# START OF Entries supplied

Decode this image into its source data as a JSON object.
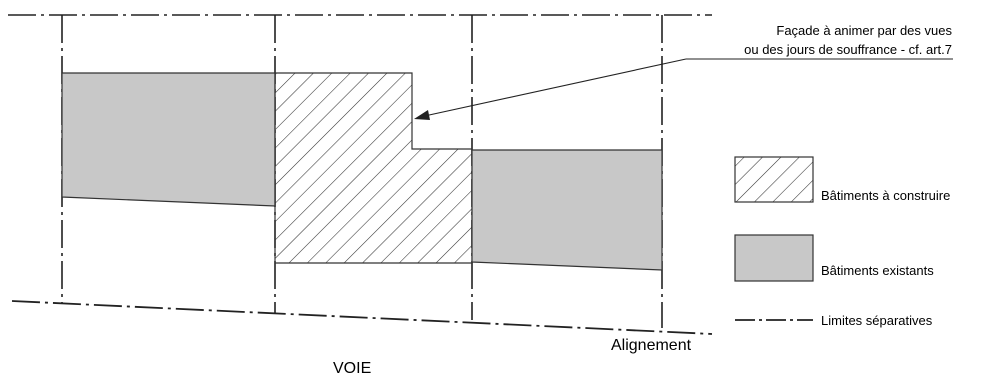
{
  "annotation": {
    "line1": "Façade à animer par des vues",
    "line2": "ou des jours de souffrance - cf. art.7"
  },
  "labels": {
    "alignement": "Alignement",
    "voie": "VOIE"
  },
  "legend": {
    "to_build": "Bâtiments à construire",
    "existing": "Bâtiments existants",
    "limits": "Limites séparatives"
  },
  "colors": {
    "existing_fill": "#c8c8c8",
    "outline": "#333333",
    "hatch": "#333333",
    "boundary_line": "#222222"
  }
}
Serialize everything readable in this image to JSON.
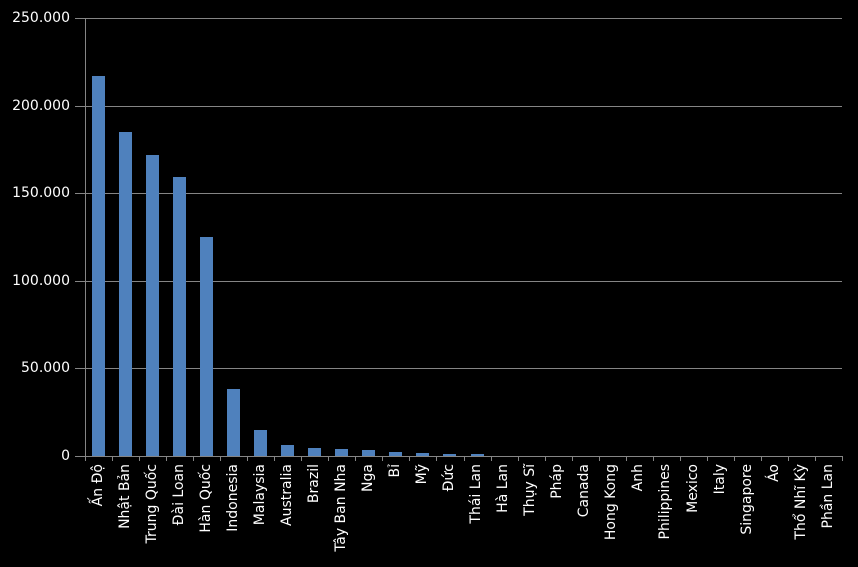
{
  "figure": {
    "background_color": "#000000",
    "text_color": "#FFFFFF",
    "grid_color": "#858585",
    "accent_color": "#4F81BD"
  },
  "chart_data": {
    "type": "bar",
    "title": "",
    "xlabel": "",
    "ylabel": "",
    "legend": false,
    "grid": true,
    "x_labels_rotation_degrees": 90,
    "ylim": [
      0,
      250000
    ],
    "ytick_interval": 50000,
    "ytick_labels_top_to_bottom": [
      "250.000",
      "200.000",
      "150.000",
      "100.000",
      "50.000",
      "0"
    ],
    "categories": [
      "Ấn Độ",
      "Nhật Bản",
      "Trung Quốc",
      "Đài Loan",
      "Hàn Quốc",
      "Indonesia",
      "Malaysia",
      "Australia",
      "Brazil",
      "Tây Ban Nha",
      "Nga",
      "Bỉ",
      "Mỹ",
      "Đức",
      "Thái Lan",
      "Hà Lan",
      "Thụy Sĩ",
      "Pháp",
      "Canada",
      "Hong Kong",
      "Anh",
      "Philippines",
      "Mexico",
      "Italy",
      "Singapore",
      "Áo",
      "Thổ Nhĩ Kỳ",
      "Phần Lan"
    ],
    "values": [
      217000,
      185000,
      172000,
      159000,
      125000,
      38500,
      15000,
      6500,
      4500,
      3800,
      3300,
      2500,
      1700,
      1100,
      900,
      250,
      220,
      200,
      180,
      150,
      130,
      110,
      90,
      70,
      50,
      40,
      30,
      20
    ],
    "bar_color": "#4F81BD",
    "background_color": "#000000",
    "text_color": "#FFFFFF",
    "gridline_color": "#858585"
  }
}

# END OF Entries supplied

# [Requirement]
Each line containing the word "JSON" counts once; say how many such lines there are, giving only the number.

# [Task output]
2